### WHAT THE TASK ASKS:
Reproduce each record exactly.

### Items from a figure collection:
Start

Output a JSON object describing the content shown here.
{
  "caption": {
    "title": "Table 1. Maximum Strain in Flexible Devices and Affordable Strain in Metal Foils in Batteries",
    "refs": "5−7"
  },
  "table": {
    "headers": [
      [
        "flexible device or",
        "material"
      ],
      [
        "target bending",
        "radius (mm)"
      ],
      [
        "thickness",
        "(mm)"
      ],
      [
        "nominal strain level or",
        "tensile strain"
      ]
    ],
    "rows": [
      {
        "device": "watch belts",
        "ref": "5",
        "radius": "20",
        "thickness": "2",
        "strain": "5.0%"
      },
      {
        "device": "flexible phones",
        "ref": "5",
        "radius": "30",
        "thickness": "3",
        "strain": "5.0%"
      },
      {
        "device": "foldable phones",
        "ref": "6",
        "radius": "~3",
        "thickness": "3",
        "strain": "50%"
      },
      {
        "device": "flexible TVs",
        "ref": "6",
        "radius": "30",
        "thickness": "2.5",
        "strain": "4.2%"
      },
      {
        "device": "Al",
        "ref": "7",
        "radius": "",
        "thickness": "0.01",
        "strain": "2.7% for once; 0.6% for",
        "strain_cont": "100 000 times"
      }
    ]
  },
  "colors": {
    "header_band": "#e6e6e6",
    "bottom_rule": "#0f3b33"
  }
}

End

### FULL OUTPUT:
Output a JSON object describing the content shown here.
{
  "caption": {
    "title": "Table 1. Maximum Strain in Flexible Devices and Affordable Strain in Metal Foils in Batteries",
    "refs": "5−7"
  },
  "table": {
    "headers": [
      [
        "flexible device or",
        "material"
      ],
      [
        "target bending",
        "radius (mm)"
      ],
      [
        "thickness",
        "(mm)"
      ],
      [
        "nominal strain level or",
        "tensile strain"
      ]
    ],
    "rows": [
      {
        "device": "watch belts",
        "ref": "5",
        "radius": "20",
        "thickness": "2",
        "strain": "5.0%"
      },
      {
        "device": "flexible phones",
        "ref": "5",
        "radius": "30",
        "thickness": "3",
        "strain": "5.0%"
      },
      {
        "device": "foldable phones",
        "ref": "6",
        "radius": "~3",
        "thickness": "3",
        "strain": "50%"
      },
      {
        "device": "flexible TVs",
        "ref": "6",
        "radius": "30",
        "thickness": "2.5",
        "strain": "4.2%"
      },
      {
        "device": "Al",
        "ref": "7",
        "radius": "",
        "thickness": "0.01",
        "strain": "2.7% for once; 0.6% for",
        "strain_cont": "100 000 times"
      }
    ]
  },
  "colors": {
    "header_band": "#e6e6e6",
    "bottom_rule": "#0f3b33"
  }
}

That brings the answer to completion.